:: Problem description ::
From the records, pick out and copy each line containing "JSON".

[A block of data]
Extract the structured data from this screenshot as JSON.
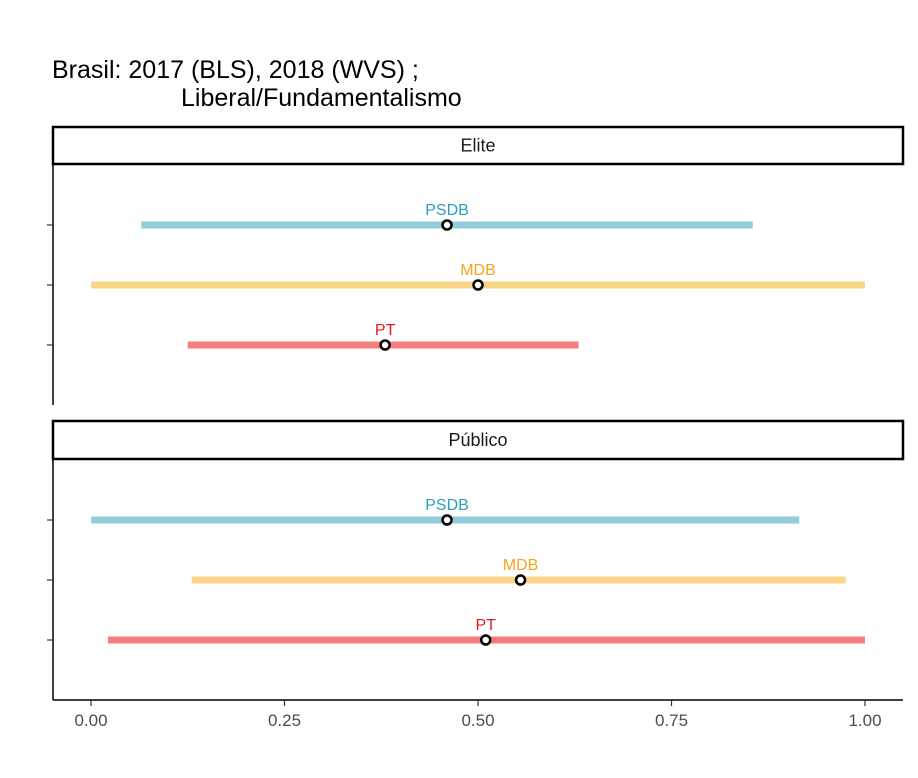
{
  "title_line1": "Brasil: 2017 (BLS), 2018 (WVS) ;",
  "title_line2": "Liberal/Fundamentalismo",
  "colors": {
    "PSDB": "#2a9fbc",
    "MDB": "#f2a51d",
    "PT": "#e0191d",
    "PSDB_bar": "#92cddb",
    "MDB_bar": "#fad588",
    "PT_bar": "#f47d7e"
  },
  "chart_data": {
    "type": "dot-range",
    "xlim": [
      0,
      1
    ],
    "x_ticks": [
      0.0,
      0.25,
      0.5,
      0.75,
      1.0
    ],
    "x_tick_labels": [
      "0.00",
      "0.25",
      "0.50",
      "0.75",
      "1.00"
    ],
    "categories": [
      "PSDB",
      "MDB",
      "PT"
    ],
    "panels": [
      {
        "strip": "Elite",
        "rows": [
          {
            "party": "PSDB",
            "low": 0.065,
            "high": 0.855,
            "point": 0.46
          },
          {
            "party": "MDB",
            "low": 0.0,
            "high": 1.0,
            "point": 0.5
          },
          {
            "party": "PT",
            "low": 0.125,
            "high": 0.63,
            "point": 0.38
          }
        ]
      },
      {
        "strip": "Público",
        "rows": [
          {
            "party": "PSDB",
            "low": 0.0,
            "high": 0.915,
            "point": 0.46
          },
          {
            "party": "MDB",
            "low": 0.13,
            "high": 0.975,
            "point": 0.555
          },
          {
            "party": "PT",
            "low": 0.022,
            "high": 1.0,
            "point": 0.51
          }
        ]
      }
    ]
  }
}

---

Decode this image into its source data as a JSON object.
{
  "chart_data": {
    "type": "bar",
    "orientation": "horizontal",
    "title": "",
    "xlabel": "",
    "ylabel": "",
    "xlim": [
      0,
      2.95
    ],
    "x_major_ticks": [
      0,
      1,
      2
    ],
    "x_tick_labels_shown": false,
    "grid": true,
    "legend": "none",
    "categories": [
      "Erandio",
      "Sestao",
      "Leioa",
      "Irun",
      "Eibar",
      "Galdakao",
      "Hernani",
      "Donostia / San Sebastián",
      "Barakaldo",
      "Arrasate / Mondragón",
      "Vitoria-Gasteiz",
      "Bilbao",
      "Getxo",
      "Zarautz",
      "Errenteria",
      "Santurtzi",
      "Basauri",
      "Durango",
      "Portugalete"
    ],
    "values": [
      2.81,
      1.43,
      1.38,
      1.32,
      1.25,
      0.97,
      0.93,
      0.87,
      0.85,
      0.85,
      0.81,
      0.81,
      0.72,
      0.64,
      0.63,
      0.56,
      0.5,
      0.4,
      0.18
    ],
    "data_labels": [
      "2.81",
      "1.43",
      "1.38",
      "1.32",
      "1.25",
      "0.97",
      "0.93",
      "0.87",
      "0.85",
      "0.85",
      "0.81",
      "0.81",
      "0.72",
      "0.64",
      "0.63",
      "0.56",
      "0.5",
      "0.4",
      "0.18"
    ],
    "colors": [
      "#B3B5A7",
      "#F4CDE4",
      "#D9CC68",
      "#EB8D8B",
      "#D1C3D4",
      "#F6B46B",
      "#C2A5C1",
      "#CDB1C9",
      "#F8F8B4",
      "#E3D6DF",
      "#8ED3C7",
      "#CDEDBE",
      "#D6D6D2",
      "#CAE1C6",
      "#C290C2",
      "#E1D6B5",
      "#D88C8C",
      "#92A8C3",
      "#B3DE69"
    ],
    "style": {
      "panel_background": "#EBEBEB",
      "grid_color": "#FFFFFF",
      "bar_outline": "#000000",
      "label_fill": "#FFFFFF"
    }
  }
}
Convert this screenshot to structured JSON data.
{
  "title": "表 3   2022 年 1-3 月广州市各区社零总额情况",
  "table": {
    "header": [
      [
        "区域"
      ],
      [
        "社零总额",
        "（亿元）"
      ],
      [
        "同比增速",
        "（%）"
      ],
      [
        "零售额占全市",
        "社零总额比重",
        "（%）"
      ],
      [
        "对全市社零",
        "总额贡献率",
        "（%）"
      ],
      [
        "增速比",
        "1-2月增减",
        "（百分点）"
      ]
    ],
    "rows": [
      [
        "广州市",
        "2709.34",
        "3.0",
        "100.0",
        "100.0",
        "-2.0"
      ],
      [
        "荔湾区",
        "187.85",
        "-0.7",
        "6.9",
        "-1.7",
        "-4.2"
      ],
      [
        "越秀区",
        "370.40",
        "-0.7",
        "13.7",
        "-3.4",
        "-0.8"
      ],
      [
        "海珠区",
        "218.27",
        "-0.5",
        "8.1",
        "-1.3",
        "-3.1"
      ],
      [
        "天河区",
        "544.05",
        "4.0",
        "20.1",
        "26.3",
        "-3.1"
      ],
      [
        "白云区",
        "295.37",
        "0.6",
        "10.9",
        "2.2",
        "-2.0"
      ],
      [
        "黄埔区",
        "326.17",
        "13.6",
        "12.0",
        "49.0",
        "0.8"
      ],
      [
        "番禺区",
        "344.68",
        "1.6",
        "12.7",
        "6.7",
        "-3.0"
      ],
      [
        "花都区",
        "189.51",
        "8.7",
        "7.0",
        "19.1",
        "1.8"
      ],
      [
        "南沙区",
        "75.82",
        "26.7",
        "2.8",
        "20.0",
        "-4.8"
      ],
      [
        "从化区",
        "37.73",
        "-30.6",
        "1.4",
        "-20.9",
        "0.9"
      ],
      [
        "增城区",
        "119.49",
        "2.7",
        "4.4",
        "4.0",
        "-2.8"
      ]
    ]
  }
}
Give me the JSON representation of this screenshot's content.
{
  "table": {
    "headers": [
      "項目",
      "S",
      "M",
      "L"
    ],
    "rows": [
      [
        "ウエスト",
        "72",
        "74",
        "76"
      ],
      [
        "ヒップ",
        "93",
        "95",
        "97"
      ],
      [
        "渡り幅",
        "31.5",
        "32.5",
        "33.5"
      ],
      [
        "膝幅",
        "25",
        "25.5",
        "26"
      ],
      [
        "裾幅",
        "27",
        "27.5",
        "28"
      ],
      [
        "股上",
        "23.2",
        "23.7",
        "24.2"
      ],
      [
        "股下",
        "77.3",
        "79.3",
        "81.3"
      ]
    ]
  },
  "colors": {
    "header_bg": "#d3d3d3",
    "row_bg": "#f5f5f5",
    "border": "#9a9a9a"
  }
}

...

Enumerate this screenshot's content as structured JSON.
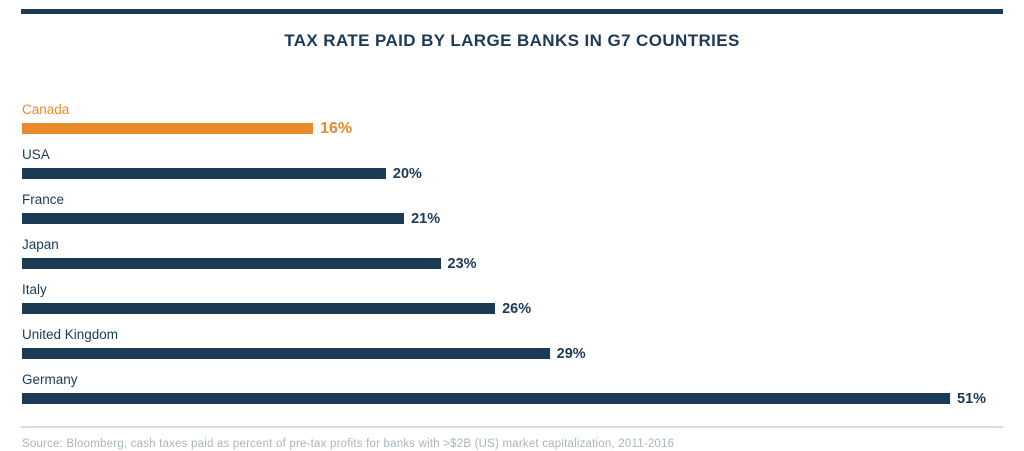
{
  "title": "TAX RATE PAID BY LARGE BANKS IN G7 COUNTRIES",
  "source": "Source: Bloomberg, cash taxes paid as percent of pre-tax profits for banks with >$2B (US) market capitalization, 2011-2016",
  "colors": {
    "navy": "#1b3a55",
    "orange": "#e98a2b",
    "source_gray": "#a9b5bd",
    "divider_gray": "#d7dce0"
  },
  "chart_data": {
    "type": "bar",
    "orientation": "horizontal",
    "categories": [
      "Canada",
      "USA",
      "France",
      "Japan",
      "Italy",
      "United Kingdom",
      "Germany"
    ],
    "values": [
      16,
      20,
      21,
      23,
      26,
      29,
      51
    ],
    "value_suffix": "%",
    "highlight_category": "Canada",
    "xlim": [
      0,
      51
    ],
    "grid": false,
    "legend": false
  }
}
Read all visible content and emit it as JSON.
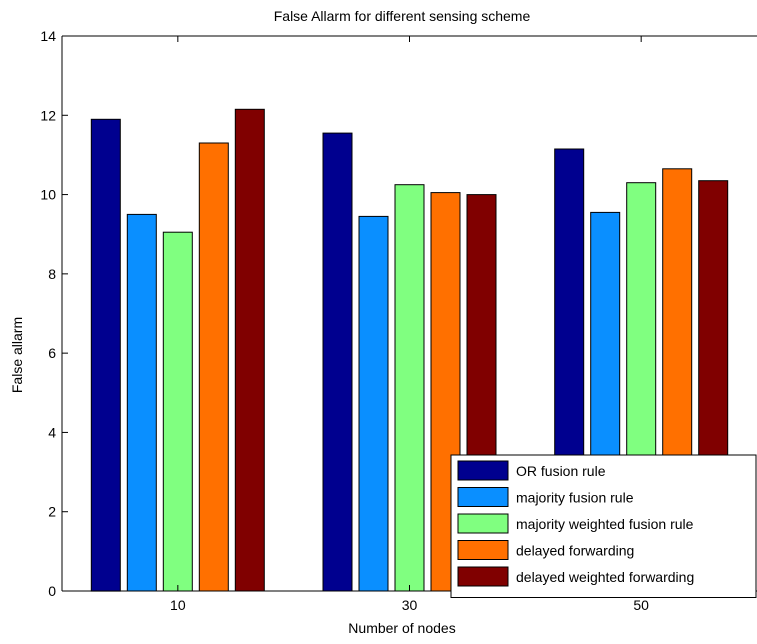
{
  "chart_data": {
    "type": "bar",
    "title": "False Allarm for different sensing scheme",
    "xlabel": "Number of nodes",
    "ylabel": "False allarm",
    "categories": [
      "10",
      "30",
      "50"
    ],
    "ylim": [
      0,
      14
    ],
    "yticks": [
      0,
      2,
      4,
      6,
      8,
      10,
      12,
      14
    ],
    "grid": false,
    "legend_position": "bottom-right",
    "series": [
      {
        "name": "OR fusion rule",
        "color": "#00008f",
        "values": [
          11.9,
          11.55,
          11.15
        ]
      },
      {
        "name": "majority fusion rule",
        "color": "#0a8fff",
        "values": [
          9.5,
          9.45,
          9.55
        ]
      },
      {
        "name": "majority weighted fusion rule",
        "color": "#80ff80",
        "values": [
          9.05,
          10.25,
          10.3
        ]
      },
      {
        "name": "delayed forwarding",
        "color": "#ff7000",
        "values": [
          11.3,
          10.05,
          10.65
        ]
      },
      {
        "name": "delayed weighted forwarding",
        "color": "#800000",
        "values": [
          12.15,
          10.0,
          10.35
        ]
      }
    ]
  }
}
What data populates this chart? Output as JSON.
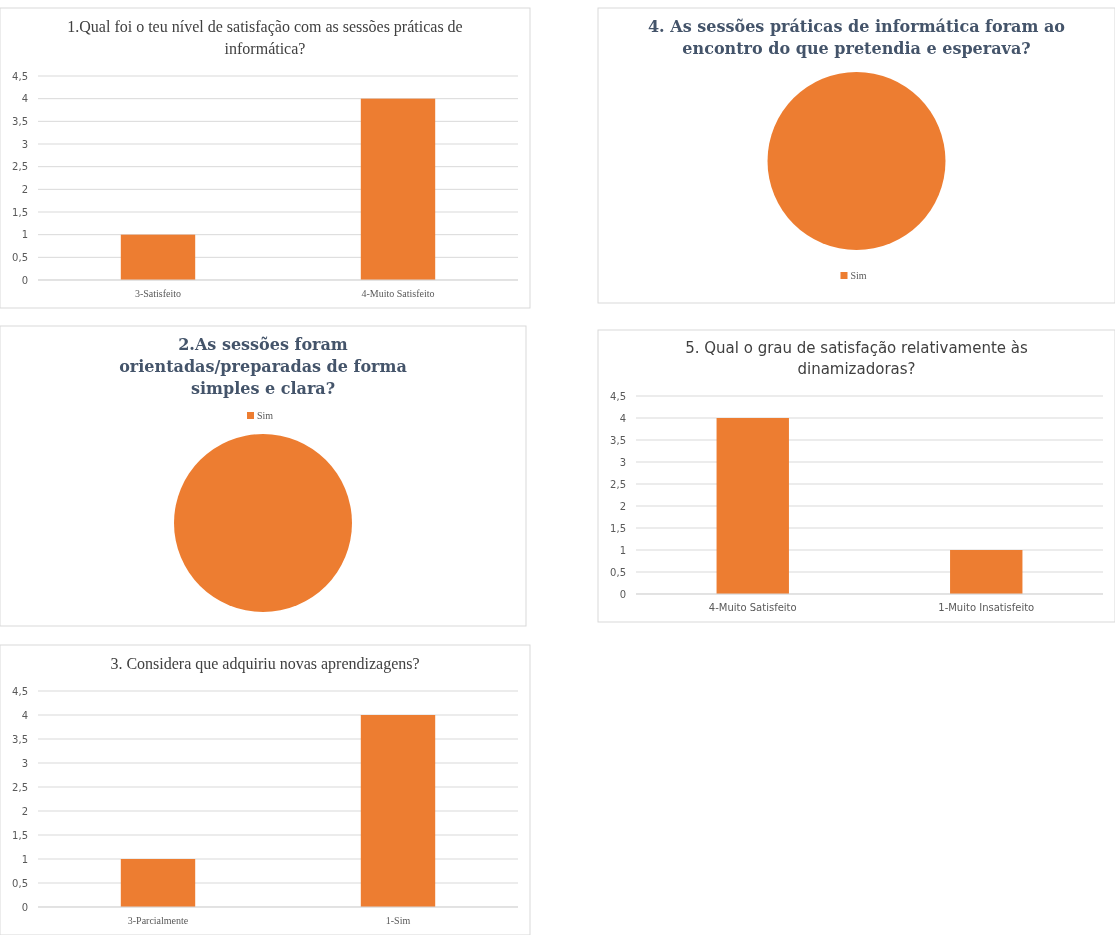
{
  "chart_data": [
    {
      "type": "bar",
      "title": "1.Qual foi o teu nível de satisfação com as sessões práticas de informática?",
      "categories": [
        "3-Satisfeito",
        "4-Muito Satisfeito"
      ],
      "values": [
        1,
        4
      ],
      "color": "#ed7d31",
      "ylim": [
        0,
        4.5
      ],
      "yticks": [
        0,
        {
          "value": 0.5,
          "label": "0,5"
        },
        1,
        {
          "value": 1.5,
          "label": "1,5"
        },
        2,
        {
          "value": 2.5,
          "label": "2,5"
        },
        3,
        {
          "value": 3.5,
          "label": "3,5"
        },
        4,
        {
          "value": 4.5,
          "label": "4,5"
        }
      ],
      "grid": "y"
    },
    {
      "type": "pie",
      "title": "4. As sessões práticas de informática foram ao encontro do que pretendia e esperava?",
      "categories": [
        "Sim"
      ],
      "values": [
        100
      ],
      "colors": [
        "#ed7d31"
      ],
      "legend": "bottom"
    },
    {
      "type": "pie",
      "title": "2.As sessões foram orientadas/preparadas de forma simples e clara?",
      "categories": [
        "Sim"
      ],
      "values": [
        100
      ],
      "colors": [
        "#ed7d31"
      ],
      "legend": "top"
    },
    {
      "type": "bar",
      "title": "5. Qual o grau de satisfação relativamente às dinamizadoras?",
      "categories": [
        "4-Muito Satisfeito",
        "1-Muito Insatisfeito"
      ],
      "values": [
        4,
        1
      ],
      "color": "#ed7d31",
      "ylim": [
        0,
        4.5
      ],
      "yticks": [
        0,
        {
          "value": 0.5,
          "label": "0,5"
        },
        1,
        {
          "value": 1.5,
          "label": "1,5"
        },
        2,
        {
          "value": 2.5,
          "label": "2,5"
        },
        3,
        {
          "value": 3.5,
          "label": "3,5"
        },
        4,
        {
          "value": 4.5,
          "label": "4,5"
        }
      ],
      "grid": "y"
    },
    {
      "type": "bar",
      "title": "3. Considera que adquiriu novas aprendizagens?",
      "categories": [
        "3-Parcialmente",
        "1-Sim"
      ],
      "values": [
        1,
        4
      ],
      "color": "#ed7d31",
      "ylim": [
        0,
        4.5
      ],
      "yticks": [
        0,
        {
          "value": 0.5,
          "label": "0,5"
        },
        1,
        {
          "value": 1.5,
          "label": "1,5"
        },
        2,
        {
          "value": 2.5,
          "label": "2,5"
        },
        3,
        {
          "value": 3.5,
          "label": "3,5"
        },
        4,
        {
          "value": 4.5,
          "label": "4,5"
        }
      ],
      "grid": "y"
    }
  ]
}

:: Problem solution ::
Extract the structured data from this screenshot as JSON.
Decode this image into its source data as a JSON object.
Convert this screenshot to structured JSON data.
Give me the JSON representation of this screenshot's content.
Enumerate this screenshot's content as structured JSON.
Read all visible content and emit it as JSON.
What data populates this chart? Output as JSON.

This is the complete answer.